>> START

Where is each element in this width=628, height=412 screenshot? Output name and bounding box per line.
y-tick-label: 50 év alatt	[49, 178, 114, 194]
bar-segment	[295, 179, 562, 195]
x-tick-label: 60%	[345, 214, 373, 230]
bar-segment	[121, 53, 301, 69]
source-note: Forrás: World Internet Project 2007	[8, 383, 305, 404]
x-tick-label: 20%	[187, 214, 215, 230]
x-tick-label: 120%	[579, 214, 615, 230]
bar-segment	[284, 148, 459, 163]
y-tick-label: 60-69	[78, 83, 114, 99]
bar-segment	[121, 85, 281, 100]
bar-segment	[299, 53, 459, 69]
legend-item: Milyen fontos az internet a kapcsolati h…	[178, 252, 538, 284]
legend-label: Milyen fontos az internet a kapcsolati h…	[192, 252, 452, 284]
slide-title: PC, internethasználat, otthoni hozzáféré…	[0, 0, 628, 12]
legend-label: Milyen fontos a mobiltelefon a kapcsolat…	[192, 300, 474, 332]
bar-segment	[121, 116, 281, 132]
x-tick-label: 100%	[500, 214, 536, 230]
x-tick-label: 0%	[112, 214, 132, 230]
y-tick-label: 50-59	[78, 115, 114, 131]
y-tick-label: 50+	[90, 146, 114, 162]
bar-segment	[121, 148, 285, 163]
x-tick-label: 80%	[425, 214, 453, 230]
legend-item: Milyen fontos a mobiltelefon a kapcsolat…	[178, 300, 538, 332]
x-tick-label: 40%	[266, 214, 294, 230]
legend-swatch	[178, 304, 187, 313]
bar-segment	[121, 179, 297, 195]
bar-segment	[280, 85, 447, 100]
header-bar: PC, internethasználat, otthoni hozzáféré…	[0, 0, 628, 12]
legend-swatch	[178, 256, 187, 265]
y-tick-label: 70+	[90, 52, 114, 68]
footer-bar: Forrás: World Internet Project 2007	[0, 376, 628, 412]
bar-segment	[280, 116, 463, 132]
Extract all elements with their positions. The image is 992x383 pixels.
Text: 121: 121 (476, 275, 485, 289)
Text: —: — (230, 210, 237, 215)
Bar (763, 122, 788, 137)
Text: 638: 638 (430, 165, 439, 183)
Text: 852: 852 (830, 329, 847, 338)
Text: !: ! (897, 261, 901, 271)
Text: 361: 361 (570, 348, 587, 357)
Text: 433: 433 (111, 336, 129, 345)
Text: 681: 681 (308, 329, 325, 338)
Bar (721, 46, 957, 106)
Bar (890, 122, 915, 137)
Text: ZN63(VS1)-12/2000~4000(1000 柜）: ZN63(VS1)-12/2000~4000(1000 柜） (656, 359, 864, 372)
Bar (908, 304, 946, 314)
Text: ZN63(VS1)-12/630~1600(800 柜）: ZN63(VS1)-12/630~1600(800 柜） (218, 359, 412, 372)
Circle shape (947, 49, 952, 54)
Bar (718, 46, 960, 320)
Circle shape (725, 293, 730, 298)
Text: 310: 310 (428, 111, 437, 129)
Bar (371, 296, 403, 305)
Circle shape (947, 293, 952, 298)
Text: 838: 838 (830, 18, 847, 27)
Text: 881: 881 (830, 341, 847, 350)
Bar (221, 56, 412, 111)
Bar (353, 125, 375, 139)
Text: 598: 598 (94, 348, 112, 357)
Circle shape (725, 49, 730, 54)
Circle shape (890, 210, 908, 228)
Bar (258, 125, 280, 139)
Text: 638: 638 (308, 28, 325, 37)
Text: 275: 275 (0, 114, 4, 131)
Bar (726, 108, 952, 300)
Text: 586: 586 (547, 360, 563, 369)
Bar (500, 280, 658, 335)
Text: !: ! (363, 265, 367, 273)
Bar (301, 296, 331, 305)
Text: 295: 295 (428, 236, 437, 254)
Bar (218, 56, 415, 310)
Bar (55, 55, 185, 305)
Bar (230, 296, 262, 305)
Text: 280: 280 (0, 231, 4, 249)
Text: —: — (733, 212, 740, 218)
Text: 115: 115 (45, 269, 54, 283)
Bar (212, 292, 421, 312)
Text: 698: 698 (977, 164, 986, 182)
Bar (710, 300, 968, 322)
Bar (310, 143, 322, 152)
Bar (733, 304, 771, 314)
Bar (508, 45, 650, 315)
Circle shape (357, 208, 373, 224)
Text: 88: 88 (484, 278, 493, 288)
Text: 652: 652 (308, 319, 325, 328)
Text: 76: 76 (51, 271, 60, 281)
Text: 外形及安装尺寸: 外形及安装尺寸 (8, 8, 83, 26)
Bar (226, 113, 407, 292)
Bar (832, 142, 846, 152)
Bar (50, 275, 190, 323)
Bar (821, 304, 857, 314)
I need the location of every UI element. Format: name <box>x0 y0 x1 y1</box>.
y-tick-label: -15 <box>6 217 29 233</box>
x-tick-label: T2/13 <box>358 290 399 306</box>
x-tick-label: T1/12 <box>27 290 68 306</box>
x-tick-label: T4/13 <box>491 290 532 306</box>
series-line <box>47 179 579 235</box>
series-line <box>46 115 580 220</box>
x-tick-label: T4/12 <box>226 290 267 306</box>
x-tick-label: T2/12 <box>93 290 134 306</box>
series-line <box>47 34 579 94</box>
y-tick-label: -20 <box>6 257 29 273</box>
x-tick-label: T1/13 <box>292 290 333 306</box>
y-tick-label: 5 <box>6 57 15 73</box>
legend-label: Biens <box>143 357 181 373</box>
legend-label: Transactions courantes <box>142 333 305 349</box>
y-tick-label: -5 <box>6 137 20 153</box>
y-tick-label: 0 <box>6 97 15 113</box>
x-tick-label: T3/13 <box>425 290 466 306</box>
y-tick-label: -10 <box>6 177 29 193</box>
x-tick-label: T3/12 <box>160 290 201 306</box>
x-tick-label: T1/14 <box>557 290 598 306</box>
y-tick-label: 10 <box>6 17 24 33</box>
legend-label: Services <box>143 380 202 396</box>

>> END

Task to complete: Extract every line of the data above, from first to last, and reproduce each one unchanged.

Exercise answer:
Where is each element in this width=628, height=412 screenshot? Output name and bounding box per line.
y-tick-label: 50 év alatt	[49, 178, 114, 194]
bar-segment	[295, 179, 562, 195]
x-tick-label: 60%	[345, 214, 373, 230]
bar-segment	[121, 53, 301, 69]
source-note: Forrás: World Internet Project 2007	[8, 383, 305, 404]
x-tick-label: 20%	[187, 214, 215, 230]
x-tick-label: 120%	[579, 214, 615, 230]
bar-segment	[284, 148, 459, 163]
y-tick-label: 60-69	[78, 83, 114, 99]
bar-segment	[121, 85, 281, 100]
bar-segment	[299, 53, 459, 69]
legend-item: Milyen fontos az internet a kapcsolati h…	[178, 252, 538, 284]
legend-label: Milyen fontos az internet a kapcsolati h…	[192, 252, 452, 284]
slide-title: PC, internethasználat, otthoni hozzáféré…	[0, 0, 628, 12]
legend-label: Milyen fontos a mobiltelefon a kapcsolat…	[192, 300, 474, 332]
bar-segment	[121, 116, 281, 132]
x-tick-label: 100%	[500, 214, 536, 230]
x-tick-label: 0%	[112, 214, 132, 230]
y-tick-label: 50-59	[78, 115, 114, 131]
y-tick-label: 50+	[90, 146, 114, 162]
bar-segment	[121, 148, 285, 163]
x-tick-label: 80%	[425, 214, 453, 230]
legend-item: Milyen fontos a mobiltelefon a kapcsolat…	[178, 300, 538, 332]
x-tick-label: 40%	[266, 214, 294, 230]
legend-swatch	[178, 304, 187, 313]
bar-segment	[121, 179, 297, 195]
bar-segment	[280, 85, 447, 100]
header-bar: PC, internethasználat, otthoni hozzáféré…	[0, 0, 628, 12]
legend-swatch	[178, 256, 187, 265]
y-tick-label: 70+	[90, 52, 114, 68]
footer-bar: Forrás: World Internet Project 2007	[0, 376, 628, 412]
bar-segment	[280, 116, 463, 132]
Extract all elements with their positions. The image is 992x383 pixels.
Text: 121: 121 (476, 275, 485, 289)
Text: —: — (230, 210, 237, 215)
Bar (763, 122, 788, 137)
Text: 638: 638 (430, 165, 439, 183)
Text: 852: 852 (830, 329, 847, 338)
Text: !: ! (897, 261, 901, 271)
Text: 361: 361 (570, 348, 587, 357)
Text: 433: 433 (111, 336, 129, 345)
Text: 681: 681 (308, 329, 325, 338)
Bar (721, 46, 957, 106)
Bar (890, 122, 915, 137)
Text: ZN63(VS1)-12/2000~4000(1000 柜）: ZN63(VS1)-12/2000~4000(1000 柜） (656, 359, 864, 372)
Bar (908, 304, 946, 314)
Text: ZN63(VS1)-12/630~1600(800 柜）: ZN63(VS1)-12/630~1600(800 柜） (218, 359, 412, 372)
Circle shape (947, 49, 952, 54)
Bar (718, 46, 960, 320)
Circle shape (725, 293, 730, 298)
Text: 310: 310 (428, 111, 437, 129)
Bar (371, 296, 403, 305)
Circle shape (947, 293, 952, 298)
Text: 838: 838 (830, 18, 847, 27)
Text: 881: 881 (830, 341, 847, 350)
Bar (221, 56, 412, 111)
Bar (353, 125, 375, 139)
Text: 598: 598 (94, 348, 112, 357)
Circle shape (725, 49, 730, 54)
Circle shape (890, 210, 908, 228)
Bar (258, 125, 280, 139)
Text: 638: 638 (308, 28, 325, 37)
Text: 275: 275 (0, 114, 4, 131)
Bar (726, 108, 952, 300)
Text: 586: 586 (547, 360, 563, 369)
Bar (500, 280, 658, 335)
Text: !: ! (363, 265, 367, 273)
Bar (301, 296, 331, 305)
Text: 295: 295 (428, 236, 437, 254)
Bar (218, 56, 415, 310)
Bar (55, 55, 185, 305)
Bar (230, 296, 262, 305)
Text: 280: 280 (0, 231, 4, 249)
Text: —: — (733, 212, 740, 218)
Text: 115: 115 (45, 269, 54, 283)
Bar (212, 292, 421, 312)
Text: 698: 698 (977, 164, 986, 182)
Bar (710, 300, 968, 322)
Bar (310, 143, 322, 152)
Bar (733, 304, 771, 314)
Bar (508, 45, 650, 315)
Circle shape (357, 208, 373, 224)
Text: 88: 88 (484, 278, 493, 288)
Text: 652: 652 (308, 319, 325, 328)
Text: 76: 76 (51, 271, 60, 281)
Text: 外形及安装尺寸: 外形及安装尺寸 (8, 8, 83, 26)
Bar (226, 113, 407, 292)
Bar (832, 142, 846, 152)
Bar (50, 275, 190, 323)
Bar (821, 304, 857, 314)
I need the location of every UI element. Format: name <box>x0 y0 x1 y1</box>.
y-tick-label: -15 <box>6 217 29 233</box>
x-tick-label: T2/13 <box>358 290 399 306</box>
x-tick-label: T1/12 <box>27 290 68 306</box>
x-tick-label: T4/13 <box>491 290 532 306</box>
series-line <box>47 179 579 235</box>
series-line <box>46 115 580 220</box>
x-tick-label: T4/12 <box>226 290 267 306</box>
x-tick-label: T2/12 <box>93 290 134 306</box>
series-line <box>47 34 579 94</box>
y-tick-label: -20 <box>6 257 29 273</box>
x-tick-label: T1/13 <box>292 290 333 306</box>
y-tick-label: 5 <box>6 57 15 73</box>
legend-label: Biens <box>143 357 181 373</box>
legend-label: Transactions courantes <box>142 333 305 349</box>
y-tick-label: -5 <box>6 137 20 153</box>
y-tick-label: 0 <box>6 97 15 113</box>
x-tick-label: T3/13 <box>425 290 466 306</box>
y-tick-label: -10 <box>6 177 29 193</box>
x-tick-label: T3/12 <box>160 290 201 306</box>
x-tick-label: T1/14 <box>557 290 598 306</box>
y-tick-label: 10 <box>6 17 24 33</box>
legend-label: Services <box>143 380 202 396</box>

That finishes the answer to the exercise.